● **The exercise**: Wherever a line in the data below holds "Transaction", copy that line.
'''
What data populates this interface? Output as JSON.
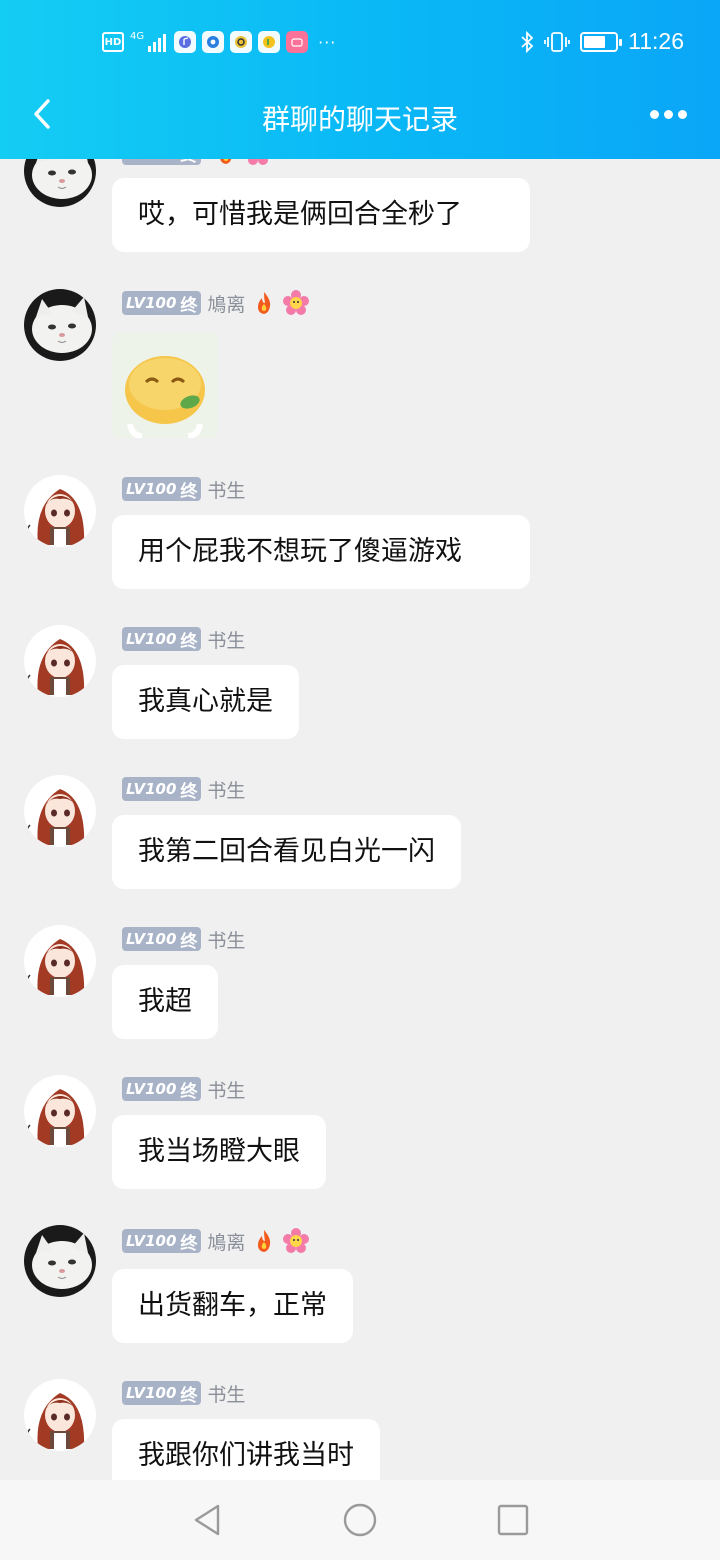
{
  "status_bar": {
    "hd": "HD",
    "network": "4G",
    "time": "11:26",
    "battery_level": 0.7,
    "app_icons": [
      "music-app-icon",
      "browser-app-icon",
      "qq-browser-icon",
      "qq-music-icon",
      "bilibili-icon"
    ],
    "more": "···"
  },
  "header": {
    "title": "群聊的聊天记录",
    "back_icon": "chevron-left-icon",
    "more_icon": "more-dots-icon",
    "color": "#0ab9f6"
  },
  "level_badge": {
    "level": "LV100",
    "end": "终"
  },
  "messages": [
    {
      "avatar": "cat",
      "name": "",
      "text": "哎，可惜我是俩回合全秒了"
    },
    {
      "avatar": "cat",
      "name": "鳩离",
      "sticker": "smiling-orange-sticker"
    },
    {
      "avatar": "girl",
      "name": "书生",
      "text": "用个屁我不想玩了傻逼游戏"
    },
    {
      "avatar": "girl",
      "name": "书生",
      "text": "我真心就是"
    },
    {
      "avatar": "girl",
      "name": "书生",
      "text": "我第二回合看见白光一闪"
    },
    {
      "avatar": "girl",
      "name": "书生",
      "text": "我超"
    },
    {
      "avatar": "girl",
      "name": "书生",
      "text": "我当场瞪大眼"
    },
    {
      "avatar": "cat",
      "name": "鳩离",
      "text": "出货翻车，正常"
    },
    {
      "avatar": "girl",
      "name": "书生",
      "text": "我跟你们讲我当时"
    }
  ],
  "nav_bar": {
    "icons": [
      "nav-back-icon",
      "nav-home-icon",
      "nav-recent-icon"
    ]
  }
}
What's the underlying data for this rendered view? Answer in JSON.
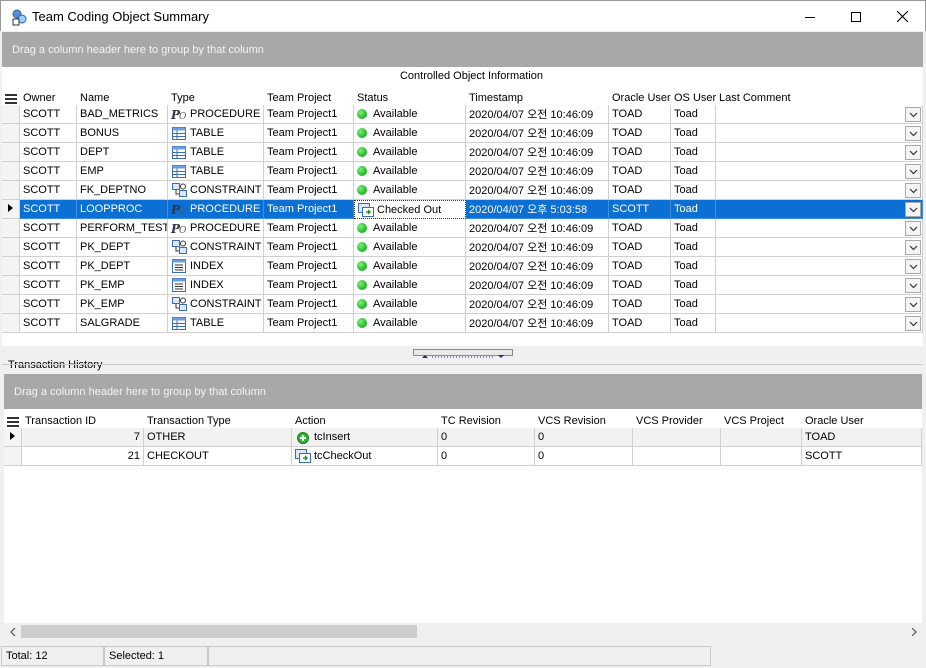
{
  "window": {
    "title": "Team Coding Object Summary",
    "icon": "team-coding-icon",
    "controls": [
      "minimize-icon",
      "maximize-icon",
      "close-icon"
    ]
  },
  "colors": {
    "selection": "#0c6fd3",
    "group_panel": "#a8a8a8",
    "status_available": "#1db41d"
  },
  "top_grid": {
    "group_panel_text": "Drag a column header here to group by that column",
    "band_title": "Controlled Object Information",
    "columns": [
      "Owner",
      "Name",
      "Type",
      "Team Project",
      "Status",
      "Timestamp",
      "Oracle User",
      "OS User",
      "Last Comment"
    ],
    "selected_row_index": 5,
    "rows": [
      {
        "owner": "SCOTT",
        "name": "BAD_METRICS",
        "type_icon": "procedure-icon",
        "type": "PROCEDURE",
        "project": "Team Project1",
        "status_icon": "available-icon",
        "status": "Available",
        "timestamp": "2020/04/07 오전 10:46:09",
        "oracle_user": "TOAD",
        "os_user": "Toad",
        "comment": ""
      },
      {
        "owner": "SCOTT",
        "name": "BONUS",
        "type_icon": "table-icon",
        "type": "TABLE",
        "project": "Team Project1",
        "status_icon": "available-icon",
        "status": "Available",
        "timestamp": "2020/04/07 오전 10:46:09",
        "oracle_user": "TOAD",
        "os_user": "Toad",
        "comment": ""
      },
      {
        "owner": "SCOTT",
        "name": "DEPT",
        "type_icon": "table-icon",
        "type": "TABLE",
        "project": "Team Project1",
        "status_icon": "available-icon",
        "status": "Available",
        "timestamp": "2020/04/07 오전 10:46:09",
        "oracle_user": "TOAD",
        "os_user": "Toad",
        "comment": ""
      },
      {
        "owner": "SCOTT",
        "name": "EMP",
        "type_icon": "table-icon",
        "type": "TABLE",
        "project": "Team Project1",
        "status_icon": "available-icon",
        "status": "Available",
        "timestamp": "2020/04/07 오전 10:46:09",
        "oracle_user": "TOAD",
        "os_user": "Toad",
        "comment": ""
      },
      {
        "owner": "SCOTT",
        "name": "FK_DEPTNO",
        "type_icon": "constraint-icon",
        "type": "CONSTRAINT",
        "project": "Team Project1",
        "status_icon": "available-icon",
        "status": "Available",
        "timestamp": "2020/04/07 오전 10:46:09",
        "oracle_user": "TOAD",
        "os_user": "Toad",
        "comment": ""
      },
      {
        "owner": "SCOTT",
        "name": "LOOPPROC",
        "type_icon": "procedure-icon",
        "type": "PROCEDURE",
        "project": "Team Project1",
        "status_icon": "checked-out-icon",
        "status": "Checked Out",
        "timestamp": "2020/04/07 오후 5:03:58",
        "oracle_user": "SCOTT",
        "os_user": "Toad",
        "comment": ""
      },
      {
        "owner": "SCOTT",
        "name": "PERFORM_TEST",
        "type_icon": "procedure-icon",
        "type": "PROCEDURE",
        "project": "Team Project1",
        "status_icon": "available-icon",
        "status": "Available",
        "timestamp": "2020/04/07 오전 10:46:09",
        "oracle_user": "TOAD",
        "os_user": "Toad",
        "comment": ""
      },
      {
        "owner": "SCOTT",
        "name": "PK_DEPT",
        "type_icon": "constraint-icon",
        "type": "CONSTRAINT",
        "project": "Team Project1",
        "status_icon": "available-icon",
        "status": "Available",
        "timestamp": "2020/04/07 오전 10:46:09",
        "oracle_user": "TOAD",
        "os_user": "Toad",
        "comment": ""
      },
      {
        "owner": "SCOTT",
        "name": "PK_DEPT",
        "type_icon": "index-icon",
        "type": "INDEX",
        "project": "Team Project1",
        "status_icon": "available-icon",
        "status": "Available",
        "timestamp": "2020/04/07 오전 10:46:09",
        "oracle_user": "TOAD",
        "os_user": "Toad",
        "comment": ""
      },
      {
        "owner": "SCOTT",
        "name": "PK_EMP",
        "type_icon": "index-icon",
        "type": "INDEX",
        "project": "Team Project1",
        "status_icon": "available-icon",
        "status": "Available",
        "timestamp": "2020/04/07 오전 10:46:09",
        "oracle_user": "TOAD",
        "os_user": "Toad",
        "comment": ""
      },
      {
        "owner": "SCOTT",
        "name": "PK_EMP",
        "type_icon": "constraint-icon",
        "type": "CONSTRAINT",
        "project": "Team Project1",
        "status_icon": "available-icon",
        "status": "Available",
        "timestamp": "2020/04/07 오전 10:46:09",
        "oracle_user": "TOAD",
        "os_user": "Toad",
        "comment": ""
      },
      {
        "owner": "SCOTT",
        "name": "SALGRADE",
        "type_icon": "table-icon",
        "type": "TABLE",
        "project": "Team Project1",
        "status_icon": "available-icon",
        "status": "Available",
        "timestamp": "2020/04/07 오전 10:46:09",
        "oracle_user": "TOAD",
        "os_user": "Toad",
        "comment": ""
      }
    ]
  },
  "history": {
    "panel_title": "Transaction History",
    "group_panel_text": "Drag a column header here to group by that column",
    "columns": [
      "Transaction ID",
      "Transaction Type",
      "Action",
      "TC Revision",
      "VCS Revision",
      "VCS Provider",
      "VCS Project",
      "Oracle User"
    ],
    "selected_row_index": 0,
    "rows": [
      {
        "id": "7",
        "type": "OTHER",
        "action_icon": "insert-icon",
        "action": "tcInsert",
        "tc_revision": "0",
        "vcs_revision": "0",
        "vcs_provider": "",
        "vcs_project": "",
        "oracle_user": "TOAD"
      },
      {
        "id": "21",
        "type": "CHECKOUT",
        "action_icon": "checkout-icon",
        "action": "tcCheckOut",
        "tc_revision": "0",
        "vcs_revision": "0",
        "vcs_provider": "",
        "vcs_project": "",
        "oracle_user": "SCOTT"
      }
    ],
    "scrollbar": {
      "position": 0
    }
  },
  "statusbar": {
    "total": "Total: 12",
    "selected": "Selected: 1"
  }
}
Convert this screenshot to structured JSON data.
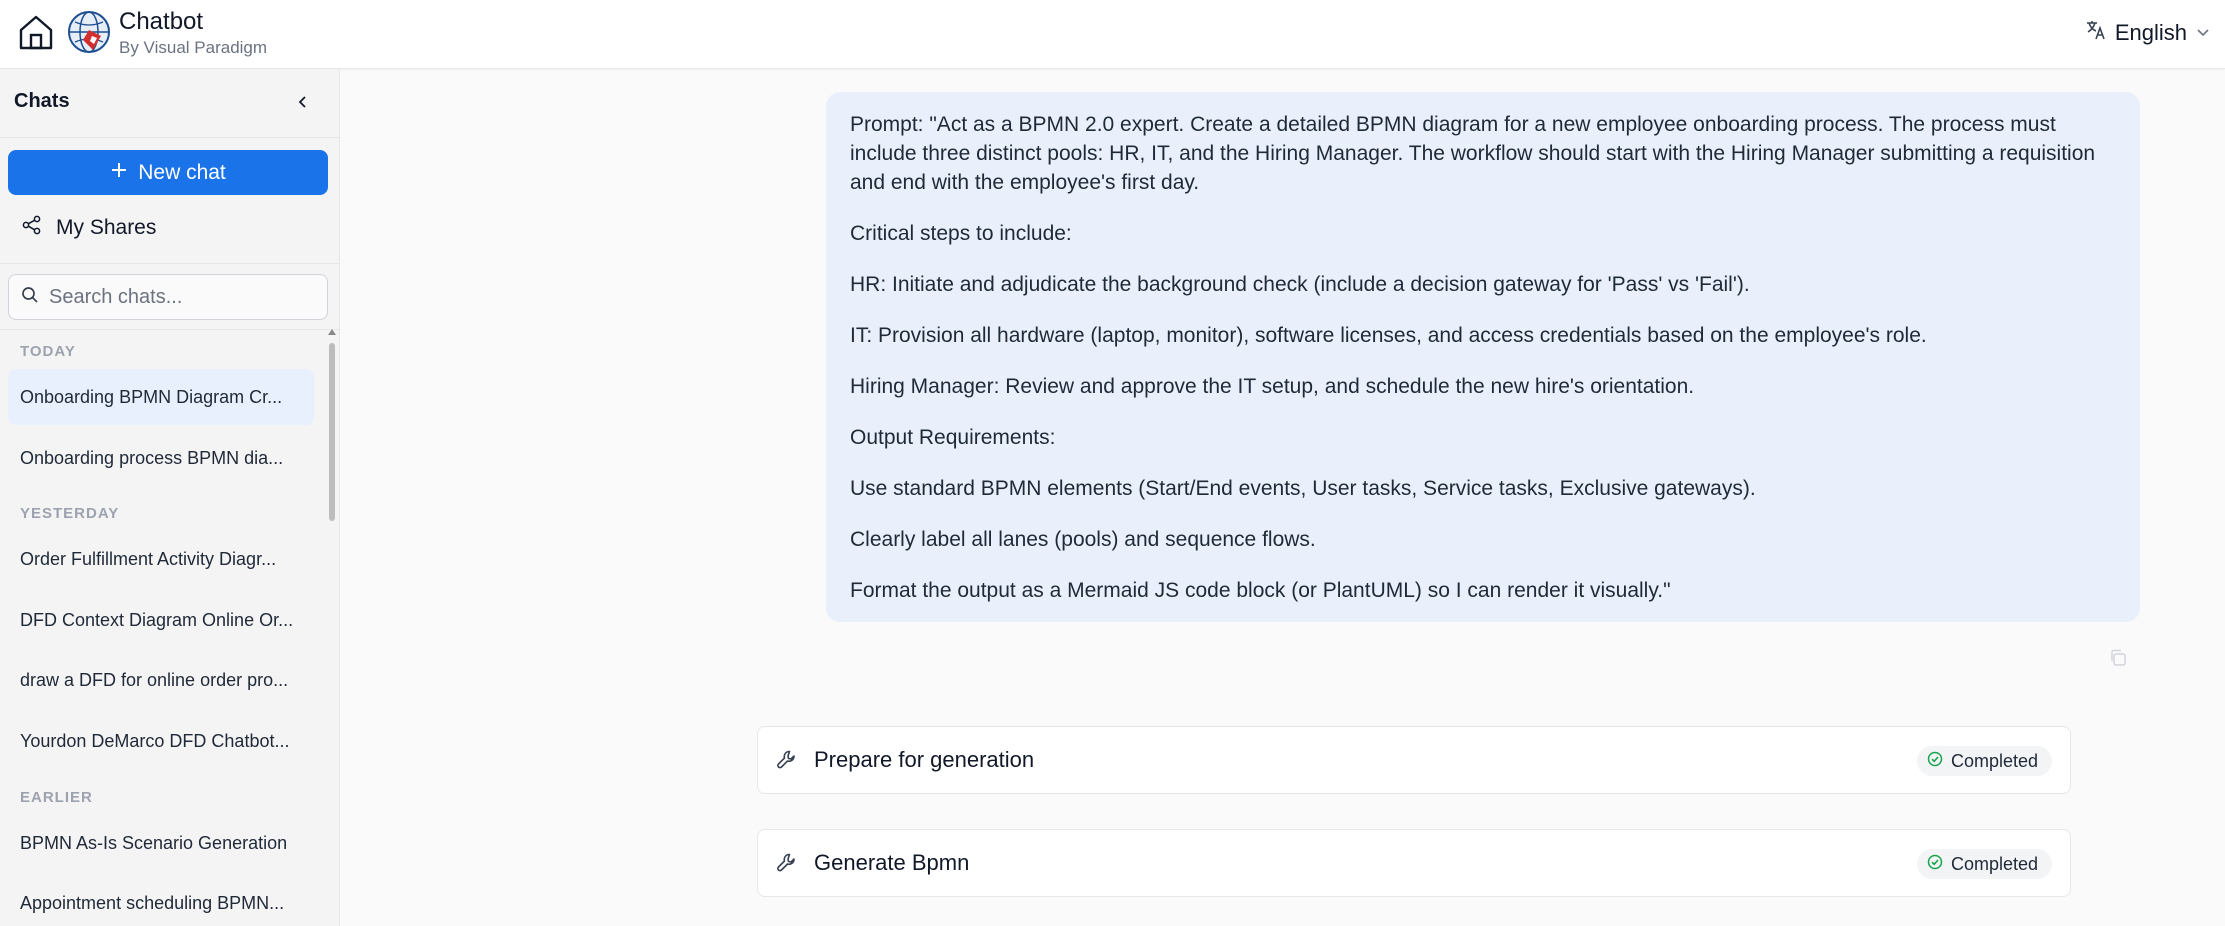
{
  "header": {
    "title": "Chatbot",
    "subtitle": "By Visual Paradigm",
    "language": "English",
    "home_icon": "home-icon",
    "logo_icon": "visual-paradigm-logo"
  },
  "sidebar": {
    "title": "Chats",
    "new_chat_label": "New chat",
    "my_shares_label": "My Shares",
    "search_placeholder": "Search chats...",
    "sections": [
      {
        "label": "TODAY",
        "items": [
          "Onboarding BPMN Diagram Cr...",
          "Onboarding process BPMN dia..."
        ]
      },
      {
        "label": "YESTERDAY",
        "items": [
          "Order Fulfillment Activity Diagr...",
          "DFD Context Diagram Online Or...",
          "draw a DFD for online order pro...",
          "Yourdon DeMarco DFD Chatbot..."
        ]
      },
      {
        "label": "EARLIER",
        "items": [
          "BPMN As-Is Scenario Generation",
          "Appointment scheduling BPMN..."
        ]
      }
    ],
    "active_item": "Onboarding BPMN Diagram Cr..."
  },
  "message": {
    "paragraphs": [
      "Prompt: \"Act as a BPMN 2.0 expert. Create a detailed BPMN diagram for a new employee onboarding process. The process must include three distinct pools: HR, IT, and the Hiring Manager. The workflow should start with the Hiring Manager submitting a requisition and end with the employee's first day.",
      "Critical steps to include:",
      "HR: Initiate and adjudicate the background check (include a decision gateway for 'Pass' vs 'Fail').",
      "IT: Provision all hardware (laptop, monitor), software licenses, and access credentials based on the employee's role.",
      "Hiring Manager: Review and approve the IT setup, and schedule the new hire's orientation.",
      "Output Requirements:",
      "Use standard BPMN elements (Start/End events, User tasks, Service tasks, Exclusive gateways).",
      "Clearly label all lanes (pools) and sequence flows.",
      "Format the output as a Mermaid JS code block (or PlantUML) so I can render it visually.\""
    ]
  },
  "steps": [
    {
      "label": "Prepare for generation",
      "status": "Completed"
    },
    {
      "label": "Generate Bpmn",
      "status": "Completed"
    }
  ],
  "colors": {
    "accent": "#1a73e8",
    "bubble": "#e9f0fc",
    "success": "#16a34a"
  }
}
'''
● **Answer for the task**:
    "panel_title": "Transaction History",
      "Transaction ID",
      "Transaction Type",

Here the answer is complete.